*Problem statement:* Look through the listing below and work out how many of its lines hold the word "bottom". Give only the number.

*Supplied material:*

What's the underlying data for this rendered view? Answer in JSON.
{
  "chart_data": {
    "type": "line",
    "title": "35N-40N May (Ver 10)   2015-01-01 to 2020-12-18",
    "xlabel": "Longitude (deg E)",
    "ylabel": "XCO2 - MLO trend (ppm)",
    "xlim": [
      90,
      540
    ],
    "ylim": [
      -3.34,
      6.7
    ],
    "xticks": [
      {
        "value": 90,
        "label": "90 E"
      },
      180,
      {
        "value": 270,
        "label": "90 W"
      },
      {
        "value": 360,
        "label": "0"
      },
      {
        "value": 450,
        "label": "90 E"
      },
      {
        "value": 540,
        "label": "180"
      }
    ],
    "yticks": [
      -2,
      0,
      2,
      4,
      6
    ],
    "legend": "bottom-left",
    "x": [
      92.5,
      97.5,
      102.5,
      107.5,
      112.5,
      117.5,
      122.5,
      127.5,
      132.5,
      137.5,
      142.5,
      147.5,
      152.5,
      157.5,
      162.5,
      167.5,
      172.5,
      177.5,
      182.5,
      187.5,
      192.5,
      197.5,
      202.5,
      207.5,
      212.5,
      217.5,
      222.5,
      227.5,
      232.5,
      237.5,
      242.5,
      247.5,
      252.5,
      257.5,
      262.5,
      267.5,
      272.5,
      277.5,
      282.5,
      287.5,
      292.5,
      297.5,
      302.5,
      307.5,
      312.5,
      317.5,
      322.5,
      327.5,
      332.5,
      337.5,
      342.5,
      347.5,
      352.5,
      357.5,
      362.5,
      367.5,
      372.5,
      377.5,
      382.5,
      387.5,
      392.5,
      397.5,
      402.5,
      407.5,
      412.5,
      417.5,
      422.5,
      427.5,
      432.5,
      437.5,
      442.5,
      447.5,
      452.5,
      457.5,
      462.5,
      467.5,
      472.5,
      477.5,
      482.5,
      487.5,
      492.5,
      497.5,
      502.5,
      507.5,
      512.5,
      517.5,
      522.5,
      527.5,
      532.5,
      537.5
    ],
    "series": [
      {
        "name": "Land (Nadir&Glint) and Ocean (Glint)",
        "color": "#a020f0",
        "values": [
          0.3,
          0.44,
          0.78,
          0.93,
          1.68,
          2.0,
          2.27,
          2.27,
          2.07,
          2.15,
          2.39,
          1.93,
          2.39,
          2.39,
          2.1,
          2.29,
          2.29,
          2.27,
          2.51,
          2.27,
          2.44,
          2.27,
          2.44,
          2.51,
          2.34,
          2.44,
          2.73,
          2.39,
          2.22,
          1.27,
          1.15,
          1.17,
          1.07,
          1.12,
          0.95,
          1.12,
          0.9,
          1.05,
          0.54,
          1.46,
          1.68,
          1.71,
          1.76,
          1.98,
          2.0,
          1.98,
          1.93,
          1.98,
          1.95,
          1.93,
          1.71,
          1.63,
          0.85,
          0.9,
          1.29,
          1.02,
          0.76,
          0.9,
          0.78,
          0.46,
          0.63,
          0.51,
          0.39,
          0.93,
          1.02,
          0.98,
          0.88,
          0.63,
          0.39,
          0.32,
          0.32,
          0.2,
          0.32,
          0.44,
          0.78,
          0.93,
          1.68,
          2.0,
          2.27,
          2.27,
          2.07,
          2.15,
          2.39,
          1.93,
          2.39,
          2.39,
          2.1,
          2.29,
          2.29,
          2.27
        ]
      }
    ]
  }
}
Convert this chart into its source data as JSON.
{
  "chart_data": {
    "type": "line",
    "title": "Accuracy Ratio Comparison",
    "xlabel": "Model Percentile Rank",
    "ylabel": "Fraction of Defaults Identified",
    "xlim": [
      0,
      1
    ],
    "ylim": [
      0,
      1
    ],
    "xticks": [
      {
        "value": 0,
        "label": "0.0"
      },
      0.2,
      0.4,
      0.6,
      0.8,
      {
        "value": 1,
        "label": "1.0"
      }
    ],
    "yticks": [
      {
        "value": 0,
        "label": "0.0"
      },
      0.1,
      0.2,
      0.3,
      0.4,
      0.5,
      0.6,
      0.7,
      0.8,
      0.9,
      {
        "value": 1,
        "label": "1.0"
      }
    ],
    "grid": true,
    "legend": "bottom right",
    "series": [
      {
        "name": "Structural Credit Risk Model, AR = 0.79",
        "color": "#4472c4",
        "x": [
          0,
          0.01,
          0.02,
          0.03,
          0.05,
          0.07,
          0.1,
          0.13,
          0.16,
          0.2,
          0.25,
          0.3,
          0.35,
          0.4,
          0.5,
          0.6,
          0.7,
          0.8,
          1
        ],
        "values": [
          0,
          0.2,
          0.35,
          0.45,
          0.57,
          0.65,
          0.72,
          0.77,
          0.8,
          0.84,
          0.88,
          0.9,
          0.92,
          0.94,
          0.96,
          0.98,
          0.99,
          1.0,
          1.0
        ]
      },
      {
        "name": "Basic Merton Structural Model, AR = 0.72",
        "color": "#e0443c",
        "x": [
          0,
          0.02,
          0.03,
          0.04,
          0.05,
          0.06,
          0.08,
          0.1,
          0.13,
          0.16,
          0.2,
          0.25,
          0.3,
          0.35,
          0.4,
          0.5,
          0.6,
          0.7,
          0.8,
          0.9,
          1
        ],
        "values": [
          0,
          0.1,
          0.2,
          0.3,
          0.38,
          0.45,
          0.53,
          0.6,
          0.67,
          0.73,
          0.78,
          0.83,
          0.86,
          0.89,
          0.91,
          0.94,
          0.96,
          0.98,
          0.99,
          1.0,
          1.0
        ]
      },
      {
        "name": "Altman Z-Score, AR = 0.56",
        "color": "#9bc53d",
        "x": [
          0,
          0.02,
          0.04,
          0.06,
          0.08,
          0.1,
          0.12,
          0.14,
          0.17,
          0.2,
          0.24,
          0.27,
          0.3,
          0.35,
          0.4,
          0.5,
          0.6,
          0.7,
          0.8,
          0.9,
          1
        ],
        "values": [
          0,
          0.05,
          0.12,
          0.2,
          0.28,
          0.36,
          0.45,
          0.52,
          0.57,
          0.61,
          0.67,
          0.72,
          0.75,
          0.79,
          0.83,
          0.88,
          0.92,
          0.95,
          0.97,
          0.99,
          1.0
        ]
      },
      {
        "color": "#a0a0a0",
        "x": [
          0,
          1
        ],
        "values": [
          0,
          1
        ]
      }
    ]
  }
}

* * *

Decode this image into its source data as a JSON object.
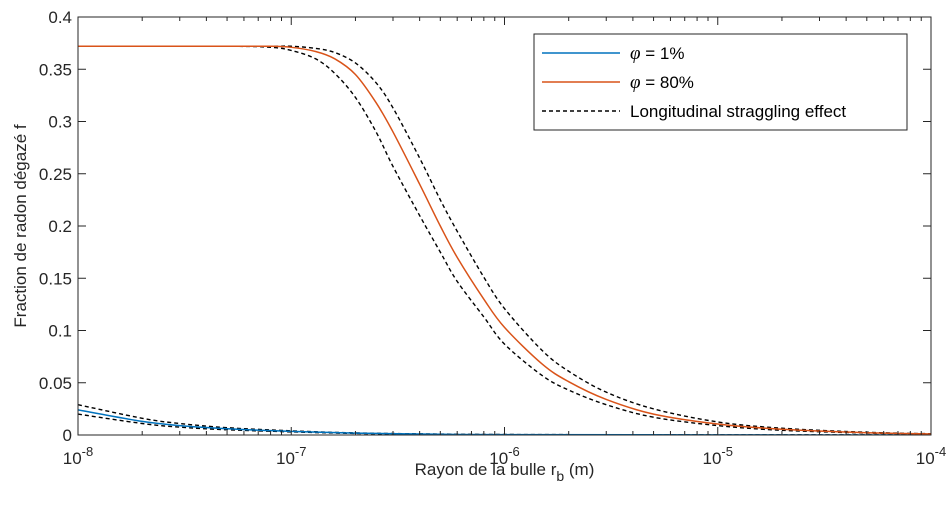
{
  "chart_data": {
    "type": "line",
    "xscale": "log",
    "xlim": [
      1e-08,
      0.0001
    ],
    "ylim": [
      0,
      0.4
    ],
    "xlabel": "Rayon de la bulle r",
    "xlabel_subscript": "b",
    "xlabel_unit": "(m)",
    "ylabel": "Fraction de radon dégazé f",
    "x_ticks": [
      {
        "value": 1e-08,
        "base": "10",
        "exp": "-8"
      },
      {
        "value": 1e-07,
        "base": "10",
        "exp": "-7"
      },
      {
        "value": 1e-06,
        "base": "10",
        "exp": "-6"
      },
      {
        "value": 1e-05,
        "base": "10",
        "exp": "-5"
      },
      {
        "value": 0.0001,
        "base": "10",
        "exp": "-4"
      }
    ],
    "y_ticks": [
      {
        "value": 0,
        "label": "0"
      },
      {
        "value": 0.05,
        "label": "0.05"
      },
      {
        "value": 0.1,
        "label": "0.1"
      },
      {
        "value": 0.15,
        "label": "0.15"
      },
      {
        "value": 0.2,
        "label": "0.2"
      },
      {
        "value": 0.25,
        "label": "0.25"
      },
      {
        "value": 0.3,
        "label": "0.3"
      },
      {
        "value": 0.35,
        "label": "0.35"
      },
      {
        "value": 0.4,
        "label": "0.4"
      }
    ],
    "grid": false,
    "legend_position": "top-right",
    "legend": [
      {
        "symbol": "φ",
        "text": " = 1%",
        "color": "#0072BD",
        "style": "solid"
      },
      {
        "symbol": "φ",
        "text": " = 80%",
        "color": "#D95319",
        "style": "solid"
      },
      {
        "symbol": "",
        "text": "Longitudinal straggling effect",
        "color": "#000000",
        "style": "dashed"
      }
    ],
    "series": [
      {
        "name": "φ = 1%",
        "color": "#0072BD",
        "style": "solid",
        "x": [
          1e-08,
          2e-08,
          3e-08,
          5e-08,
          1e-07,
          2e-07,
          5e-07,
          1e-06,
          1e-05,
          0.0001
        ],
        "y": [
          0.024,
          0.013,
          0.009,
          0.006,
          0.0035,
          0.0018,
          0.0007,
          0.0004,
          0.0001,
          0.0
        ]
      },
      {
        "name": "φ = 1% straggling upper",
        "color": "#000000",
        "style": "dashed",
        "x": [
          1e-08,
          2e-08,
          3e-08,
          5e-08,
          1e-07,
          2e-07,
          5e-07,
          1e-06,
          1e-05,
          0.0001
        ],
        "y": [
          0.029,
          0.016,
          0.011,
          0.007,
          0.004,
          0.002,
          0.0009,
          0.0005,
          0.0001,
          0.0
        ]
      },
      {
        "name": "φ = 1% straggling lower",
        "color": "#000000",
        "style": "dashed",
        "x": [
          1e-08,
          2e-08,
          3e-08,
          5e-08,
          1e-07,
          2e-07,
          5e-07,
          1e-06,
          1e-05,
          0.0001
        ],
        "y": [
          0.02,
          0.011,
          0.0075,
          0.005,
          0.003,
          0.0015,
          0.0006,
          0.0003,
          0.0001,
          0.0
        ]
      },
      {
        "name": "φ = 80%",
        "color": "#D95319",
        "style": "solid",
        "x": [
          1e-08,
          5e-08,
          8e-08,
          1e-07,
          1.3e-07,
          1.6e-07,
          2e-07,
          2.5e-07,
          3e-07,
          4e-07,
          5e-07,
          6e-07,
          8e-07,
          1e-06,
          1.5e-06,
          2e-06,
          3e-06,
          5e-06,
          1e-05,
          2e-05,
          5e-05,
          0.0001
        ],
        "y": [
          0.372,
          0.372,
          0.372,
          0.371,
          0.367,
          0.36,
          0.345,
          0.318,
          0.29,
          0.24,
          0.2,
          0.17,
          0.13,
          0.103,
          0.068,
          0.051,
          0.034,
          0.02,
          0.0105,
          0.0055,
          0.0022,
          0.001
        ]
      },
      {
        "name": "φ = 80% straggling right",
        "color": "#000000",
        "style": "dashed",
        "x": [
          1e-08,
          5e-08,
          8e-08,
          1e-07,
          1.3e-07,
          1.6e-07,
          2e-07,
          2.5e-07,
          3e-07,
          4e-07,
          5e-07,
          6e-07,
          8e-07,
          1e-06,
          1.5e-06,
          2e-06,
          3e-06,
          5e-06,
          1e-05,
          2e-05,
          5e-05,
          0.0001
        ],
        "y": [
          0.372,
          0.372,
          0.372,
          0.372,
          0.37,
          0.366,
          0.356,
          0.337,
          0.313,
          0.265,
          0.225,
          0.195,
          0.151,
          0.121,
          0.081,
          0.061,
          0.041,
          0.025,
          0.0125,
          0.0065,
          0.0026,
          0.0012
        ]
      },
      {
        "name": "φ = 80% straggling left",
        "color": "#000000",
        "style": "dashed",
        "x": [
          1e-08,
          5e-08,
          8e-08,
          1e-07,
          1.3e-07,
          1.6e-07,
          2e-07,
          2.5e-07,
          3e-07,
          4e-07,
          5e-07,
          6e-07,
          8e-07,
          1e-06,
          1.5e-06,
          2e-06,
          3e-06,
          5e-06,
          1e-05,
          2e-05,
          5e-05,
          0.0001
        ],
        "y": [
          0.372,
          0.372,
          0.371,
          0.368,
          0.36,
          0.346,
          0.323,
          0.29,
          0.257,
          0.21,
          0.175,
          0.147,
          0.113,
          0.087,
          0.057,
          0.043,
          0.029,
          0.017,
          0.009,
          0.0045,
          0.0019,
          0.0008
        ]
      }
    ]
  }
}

*Exercise answer:* 2